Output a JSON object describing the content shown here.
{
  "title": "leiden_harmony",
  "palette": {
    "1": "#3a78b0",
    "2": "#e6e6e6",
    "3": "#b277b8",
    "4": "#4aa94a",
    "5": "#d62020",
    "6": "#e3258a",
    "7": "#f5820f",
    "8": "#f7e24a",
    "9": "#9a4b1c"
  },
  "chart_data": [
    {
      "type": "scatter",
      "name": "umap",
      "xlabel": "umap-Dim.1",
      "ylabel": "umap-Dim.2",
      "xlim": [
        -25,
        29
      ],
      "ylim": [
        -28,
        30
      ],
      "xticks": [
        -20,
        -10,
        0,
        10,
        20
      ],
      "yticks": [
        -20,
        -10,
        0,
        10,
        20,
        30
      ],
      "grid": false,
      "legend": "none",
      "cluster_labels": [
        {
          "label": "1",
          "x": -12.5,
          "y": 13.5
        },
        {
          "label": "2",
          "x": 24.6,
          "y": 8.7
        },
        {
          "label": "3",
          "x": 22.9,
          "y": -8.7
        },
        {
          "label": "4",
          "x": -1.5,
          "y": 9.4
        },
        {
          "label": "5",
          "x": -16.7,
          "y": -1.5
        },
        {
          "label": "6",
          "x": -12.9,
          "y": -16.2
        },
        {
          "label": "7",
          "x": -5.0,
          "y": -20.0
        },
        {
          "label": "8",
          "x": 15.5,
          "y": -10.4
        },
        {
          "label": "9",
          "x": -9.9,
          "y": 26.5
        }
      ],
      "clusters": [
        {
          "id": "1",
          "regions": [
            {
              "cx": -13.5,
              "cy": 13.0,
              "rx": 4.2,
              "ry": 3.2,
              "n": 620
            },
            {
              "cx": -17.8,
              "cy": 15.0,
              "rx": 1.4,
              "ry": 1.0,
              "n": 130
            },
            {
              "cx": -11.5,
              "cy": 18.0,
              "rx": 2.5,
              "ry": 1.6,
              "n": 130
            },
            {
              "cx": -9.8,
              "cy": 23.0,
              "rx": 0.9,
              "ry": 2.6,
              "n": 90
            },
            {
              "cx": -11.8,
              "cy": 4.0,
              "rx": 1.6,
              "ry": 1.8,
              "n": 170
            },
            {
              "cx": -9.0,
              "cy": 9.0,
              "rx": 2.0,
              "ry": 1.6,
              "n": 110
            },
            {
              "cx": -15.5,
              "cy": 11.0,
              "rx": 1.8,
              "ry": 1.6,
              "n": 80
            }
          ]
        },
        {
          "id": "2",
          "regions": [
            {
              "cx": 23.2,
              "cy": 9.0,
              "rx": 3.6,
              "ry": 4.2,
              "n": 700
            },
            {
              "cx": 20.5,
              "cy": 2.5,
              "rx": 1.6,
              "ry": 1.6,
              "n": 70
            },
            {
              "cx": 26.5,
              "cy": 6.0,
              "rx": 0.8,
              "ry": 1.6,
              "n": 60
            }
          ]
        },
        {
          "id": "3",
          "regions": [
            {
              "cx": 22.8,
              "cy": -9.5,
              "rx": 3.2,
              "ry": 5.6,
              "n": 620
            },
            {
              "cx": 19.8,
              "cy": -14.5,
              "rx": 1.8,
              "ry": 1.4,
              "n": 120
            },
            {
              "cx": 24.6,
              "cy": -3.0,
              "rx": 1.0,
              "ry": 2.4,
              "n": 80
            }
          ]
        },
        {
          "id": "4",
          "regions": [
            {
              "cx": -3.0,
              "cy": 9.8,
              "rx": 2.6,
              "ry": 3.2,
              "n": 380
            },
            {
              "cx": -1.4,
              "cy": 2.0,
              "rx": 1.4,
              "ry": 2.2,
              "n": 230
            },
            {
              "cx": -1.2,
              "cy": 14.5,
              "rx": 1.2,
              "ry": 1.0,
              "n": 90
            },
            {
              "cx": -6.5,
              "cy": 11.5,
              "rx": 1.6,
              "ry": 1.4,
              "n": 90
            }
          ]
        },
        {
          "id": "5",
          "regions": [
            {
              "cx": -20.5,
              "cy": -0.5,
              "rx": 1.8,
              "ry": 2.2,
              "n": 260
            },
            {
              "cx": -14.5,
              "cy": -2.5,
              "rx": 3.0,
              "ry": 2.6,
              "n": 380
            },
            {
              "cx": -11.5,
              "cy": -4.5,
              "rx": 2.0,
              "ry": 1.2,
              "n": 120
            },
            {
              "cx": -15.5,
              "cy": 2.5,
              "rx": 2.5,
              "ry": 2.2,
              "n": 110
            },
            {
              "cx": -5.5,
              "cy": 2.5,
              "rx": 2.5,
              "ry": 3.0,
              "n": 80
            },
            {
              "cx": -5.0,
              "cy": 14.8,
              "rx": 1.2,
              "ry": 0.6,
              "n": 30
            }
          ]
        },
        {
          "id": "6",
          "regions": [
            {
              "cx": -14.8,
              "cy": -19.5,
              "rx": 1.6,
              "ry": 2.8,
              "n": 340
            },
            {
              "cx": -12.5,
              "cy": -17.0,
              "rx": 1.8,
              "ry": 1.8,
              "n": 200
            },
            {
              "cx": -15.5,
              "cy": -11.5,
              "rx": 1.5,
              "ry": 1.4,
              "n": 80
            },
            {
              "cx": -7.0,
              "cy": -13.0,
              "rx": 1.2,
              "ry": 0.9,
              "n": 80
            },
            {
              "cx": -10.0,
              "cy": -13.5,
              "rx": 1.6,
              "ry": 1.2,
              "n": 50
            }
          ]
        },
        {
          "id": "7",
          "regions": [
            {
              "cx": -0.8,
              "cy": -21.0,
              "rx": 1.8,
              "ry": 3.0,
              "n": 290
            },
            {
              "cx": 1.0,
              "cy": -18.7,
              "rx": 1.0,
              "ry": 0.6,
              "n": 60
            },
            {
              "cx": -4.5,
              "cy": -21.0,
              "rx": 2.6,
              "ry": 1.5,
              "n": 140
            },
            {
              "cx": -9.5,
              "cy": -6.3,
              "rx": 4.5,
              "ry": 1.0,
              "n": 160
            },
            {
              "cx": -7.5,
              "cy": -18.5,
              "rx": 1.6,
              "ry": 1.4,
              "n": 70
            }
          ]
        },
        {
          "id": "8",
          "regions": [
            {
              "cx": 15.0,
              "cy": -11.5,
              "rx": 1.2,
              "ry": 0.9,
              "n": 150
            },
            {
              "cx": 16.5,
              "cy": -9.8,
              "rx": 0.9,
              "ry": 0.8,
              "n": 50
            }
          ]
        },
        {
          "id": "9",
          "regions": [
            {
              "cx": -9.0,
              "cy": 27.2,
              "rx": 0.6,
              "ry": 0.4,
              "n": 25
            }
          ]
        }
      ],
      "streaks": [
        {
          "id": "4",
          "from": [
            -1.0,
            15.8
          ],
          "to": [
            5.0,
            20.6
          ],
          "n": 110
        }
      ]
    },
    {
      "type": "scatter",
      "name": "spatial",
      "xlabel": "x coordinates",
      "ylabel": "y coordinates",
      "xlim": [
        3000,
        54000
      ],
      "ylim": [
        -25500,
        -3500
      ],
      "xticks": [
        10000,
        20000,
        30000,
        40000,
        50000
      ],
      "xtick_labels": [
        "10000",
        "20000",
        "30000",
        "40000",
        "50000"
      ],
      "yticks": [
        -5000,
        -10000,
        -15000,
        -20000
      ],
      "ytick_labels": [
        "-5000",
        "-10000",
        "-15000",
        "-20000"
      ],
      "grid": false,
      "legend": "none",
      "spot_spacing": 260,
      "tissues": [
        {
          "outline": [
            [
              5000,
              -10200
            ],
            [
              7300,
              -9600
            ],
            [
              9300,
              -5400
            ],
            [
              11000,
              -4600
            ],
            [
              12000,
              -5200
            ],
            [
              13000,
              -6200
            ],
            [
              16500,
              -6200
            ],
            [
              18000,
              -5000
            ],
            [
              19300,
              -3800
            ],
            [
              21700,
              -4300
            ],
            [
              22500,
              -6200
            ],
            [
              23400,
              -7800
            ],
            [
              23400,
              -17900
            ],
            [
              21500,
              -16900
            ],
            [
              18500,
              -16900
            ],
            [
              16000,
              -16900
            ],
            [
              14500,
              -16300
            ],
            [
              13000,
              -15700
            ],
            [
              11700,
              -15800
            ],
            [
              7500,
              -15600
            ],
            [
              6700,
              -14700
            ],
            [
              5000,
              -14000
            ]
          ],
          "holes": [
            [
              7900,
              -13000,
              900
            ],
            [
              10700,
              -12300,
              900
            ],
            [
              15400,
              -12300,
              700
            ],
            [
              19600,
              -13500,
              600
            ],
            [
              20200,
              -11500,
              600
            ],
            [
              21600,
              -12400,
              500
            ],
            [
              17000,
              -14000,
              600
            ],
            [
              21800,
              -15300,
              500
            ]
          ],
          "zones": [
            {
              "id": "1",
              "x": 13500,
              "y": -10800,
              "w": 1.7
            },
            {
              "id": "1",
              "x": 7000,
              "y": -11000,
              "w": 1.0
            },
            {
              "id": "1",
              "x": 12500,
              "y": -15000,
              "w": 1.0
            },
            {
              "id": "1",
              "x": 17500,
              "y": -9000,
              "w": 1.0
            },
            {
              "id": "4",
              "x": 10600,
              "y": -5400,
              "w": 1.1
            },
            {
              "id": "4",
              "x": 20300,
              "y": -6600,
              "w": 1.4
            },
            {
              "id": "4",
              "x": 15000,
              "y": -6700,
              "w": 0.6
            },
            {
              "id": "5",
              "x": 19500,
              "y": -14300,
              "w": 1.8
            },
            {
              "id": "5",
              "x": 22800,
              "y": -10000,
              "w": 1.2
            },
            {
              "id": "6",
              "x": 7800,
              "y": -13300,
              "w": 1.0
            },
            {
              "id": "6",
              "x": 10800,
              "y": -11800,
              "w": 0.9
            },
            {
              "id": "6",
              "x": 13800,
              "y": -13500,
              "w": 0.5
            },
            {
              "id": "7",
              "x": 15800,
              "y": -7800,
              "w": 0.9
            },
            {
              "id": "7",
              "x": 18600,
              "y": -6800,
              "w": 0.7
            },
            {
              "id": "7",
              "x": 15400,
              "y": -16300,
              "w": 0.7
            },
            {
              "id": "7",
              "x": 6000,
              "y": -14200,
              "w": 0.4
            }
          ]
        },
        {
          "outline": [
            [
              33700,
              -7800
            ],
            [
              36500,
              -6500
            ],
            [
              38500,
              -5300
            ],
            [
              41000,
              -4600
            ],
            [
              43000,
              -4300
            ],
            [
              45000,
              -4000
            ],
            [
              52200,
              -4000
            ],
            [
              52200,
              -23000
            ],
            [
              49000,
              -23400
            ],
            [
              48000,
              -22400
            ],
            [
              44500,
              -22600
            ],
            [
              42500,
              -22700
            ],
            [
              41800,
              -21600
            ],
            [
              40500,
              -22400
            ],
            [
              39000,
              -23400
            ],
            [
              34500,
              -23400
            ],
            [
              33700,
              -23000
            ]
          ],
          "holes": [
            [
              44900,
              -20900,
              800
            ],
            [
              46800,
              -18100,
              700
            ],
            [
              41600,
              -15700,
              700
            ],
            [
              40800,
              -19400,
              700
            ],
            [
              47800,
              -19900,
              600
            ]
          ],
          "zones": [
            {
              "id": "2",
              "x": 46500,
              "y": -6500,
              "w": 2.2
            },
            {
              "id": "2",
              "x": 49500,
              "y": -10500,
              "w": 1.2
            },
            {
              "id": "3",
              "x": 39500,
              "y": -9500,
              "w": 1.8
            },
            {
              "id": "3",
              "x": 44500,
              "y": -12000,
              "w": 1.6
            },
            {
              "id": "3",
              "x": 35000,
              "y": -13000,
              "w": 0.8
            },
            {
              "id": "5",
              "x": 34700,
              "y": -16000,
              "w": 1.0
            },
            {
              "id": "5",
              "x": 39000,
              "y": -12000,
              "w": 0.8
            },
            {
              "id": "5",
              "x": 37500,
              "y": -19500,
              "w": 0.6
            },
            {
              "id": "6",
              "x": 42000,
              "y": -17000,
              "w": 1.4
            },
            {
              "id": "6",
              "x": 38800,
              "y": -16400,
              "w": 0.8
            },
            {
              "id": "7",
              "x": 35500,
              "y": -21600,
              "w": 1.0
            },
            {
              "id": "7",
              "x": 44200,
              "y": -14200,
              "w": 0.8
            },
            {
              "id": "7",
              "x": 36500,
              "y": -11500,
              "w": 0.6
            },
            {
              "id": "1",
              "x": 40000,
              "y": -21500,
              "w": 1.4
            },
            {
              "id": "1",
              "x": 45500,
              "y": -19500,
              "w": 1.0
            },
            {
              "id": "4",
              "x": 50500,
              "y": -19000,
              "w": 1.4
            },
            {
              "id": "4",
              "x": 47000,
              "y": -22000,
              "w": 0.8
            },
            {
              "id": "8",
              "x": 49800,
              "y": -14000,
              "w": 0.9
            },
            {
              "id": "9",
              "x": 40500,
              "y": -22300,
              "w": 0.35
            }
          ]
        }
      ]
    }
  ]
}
==========
#### Problem to work on
Wherever a line in the data above holds "coordinates", copy that line.

#### Response to this exercise
      "xlabel": "x coordinates",
      "ylabel": "y coordinates",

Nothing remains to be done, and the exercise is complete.